* TASK TO COMPLETE:
Restate the entries below word for word, omitting nothing.

* DATA EXCERPTS:
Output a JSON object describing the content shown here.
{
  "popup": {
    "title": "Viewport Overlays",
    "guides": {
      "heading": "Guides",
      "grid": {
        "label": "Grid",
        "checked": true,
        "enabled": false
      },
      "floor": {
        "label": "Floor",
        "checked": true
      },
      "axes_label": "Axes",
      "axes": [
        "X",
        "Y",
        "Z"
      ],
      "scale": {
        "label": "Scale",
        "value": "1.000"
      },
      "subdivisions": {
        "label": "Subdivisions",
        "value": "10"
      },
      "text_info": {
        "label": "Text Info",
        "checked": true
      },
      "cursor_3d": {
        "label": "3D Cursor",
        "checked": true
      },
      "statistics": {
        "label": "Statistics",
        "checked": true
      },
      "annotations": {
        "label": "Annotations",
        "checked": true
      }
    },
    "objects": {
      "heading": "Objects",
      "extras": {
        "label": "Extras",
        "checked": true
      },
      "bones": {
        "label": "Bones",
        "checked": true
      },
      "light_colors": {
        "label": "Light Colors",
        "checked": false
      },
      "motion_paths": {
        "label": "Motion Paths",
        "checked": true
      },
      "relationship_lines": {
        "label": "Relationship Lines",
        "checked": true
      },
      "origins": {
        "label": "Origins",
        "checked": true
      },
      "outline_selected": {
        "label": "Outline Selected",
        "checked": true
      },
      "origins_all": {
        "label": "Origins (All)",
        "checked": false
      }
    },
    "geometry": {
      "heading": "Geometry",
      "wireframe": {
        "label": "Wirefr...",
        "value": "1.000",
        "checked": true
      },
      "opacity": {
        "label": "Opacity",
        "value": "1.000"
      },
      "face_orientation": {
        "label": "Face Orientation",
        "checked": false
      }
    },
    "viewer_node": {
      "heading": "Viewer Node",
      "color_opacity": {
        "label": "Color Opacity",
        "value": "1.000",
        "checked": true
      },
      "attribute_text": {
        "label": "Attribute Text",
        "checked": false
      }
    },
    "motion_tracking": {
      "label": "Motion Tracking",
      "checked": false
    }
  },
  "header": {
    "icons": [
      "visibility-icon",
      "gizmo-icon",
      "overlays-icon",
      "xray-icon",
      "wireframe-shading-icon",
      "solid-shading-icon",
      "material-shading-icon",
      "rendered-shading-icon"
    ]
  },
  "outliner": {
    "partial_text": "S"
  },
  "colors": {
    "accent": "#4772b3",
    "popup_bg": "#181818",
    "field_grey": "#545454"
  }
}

* CORRECT RESULT:
Output a JSON object describing the content shown here.
{
  "popup": {
    "title": "Viewport Overlays",
    "guides": {
      "heading": "Guides",
      "grid": {
        "label": "Grid",
        "checked": true,
        "enabled": false
      },
      "floor": {
        "label": "Floor",
        "checked": true
      },
      "axes_label": "Axes",
      "axes": [
        "X",
        "Y",
        "Z"
      ],
      "scale": {
        "label": "Scale",
        "value": "1.000"
      },
      "subdivisions": {
        "label": "Subdivisions",
        "value": "10"
      },
      "text_info": {
        "label": "Text Info",
        "checked": true
      },
      "cursor_3d": {
        "label": "3D Cursor",
        "checked": true
      },
      "statistics": {
        "label": "Statistics",
        "checked": true
      },
      "annotations": {
        "label": "Annotations",
        "checked": true
      }
    },
    "objects": {
      "heading": "Objects",
      "extras": {
        "label": "Extras",
        "checked": true
      },
      "bones": {
        "label": "Bones",
        "checked": true
      },
      "light_colors": {
        "label": "Light Colors",
        "checked": false
      },
      "motion_paths": {
        "label": "Motion Paths",
        "checked": true
      },
      "relationship_lines": {
        "label": "Relationship Lines",
        "checked": true
      },
      "origins": {
        "label": "Origins",
        "checked": true
      },
      "outline_selected": {
        "label": "Outline Selected",
        "checked": true
      },
      "origins_all": {
        "label": "Origins (All)",
        "checked": false
      }
    },
    "geometry": {
      "heading": "Geometry",
      "wireframe": {
        "label": "Wirefr...",
        "value": "1.000",
        "checked": true
      },
      "opacity": {
        "label": "Opacity",
        "value": "1.000"
      },
      "face_orientation": {
        "label": "Face Orientation",
        "checked": false
      }
    },
    "viewer_node": {
      "heading": "Viewer Node",
      "color_opacity": {
        "label": "Color Opacity",
        "value": "1.000",
        "checked": true
      },
      "attribute_text": {
        "label": "Attribute Text",
        "checked": false
      }
    },
    "motion_tracking": {
      "label": "Motion Tracking",
      "checked": false
    }
  },
  "header": {
    "icons": [
      "visibility-icon",
      "gizmo-icon",
      "overlays-icon",
      "xray-icon",
      "wireframe-shading-icon",
      "solid-shading-icon",
      "material-shading-icon",
      "rendered-shading-icon"
    ]
  },
  "outliner": {
    "partial_text": "S"
  },
  "colors": {
    "accent": "#4772b3",
    "popup_bg": "#181818",
    "field_grey": "#545454"
  }
}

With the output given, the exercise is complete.